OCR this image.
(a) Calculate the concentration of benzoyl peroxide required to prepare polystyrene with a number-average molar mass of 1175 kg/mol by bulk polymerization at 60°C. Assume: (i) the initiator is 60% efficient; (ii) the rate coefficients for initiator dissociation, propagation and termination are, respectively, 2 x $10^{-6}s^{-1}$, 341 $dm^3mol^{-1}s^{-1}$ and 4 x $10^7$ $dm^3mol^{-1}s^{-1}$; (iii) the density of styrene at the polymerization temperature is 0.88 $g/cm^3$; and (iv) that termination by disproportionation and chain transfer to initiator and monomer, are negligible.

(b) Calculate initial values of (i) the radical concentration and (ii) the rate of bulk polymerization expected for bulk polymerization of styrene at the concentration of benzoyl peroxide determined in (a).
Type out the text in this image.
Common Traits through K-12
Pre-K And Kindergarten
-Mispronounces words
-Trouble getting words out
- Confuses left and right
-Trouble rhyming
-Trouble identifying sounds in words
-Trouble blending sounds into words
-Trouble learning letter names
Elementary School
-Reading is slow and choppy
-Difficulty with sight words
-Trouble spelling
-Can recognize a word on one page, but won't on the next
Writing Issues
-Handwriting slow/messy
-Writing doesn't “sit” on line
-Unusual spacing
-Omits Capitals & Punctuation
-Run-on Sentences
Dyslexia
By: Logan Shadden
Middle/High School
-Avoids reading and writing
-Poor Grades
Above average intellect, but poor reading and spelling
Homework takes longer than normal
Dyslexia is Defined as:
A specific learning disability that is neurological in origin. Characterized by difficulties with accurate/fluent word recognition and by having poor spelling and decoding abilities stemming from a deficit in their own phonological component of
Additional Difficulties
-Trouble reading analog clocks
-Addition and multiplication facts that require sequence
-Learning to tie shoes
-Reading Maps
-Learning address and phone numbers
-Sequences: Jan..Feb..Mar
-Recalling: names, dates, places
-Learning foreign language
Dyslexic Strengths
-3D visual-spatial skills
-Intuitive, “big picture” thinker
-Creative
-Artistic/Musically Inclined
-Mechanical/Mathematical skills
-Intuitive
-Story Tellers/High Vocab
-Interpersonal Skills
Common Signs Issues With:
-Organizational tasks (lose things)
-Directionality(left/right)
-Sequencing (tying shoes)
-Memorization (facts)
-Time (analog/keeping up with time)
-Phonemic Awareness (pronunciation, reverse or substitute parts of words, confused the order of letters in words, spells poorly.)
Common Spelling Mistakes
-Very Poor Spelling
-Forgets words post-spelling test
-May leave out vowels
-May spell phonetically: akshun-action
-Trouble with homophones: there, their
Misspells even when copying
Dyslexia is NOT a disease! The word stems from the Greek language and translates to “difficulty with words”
----------
— Objective —
Show the lines of the material that contain the word "words".

— Task response —
-Mispronounces words
-Trouble getting words out
-Trouble identifying sounds in words
-Trouble blending sounds into words
-Difficulty with sight words
-Phonemic Awareness (pronunciation, reverse or substitute parts of words, confused the order of letters in words, spells poorly.)
-Forgets words post-spelling test
Dyslexia is NOT a disease! The word stems from the Greek language and translates to “difficulty with words”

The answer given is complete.